**Work instructions:** Scan the lines below for the word "ΑΛΟΥΜΙΝΙΟΥ". Copy each line you find it in.

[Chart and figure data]
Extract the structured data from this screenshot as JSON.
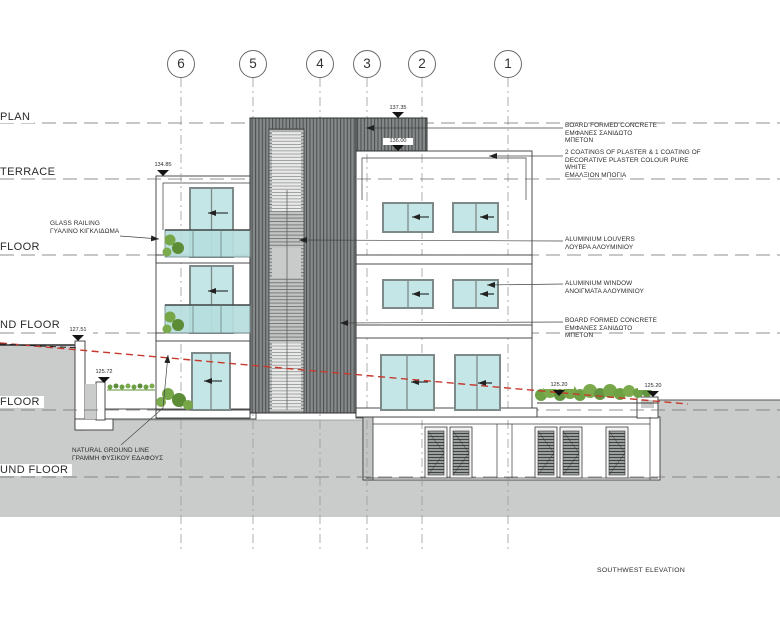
{
  "drawing_title": "SOUTHWEST ELEVATION",
  "grid_bubbles": [
    "6",
    "5",
    "4",
    "3",
    "2",
    "1"
  ],
  "levels": [
    {
      "label": "PLAN"
    },
    {
      "label": "TERRACE"
    },
    {
      "label": "FLOOR"
    },
    {
      "label": "ND FLOOR"
    },
    {
      "label": "FLOOR"
    },
    {
      "label": "UND FLOOR"
    }
  ],
  "elevation_marks": [
    "137.35",
    "136.00",
    "134.85",
    "127.51",
    "125.72",
    "125.20",
    "125.20"
  ],
  "annotations_right": [
    {
      "lines": [
        "BOARD FORMED CONCRETE",
        "ΕΜΦΑΝΕΣ ΣΑΝΙΔΩΤΟ",
        "ΜΠΕΤΟΝ"
      ]
    },
    {
      "lines": [
        "2 COATINGS OF PLASTER & 1 COATING OF",
        "DECORATIVE PLASTER COLOUR PURE",
        "WHITE",
        "ΕΜΑΛΞΙΟΝ ΜΠΟΓΙΑ"
      ]
    },
    {
      "lines": [
        "ALUMINIUM LOUVERS",
        "ΛΟΥΒΡΑ ΑΛΟΥΜΙΝΙΟΥ"
      ]
    },
    {
      "lines": [
        "ALUMINIUM WINDOW",
        "ΑΝΟΙΓΜΑΤΑ ΑΛΟΥΜΙΝΙΟΥ"
      ]
    },
    {
      "lines": [
        "BOARD FORMED CONCRETE",
        "ΕΜΦΑΝΕΣ ΣΑΝΙΔΩΤΟ",
        "ΜΠΕΤΟΝ"
      ]
    }
  ],
  "annotations_left": [
    {
      "lines": [
        "GLASS RAILING",
        "ΓΥΑΛΙΝΟ ΚΙΓΚΛΙΔΩΜΑ"
      ]
    },
    {
      "lines": [
        "NATURAL GROUND LINE",
        "ΓΡΑΜΜΗ ΦΥΣΙΚΟΥ ΕΔΑΦΟΥΣ"
      ]
    }
  ],
  "colors": {
    "earth": "#c9ccca",
    "glass": "#c4e6e6",
    "railing_glass": "#b7dede",
    "tower": "#868989",
    "tower_stripe": "#4e5152",
    "plants": "#76a648",
    "ground_line_red": "#c63a2e",
    "outline": "#3b3b3b"
  }
}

**Exercise answer:**
        "ΛΟΥΒΡΑ ΑΛΟΥΜΙΝΙΟΥ"
        "ΑΝΟΙΓΜΑΤΑ ΑΛΟΥΜΙΝΙΟΥ"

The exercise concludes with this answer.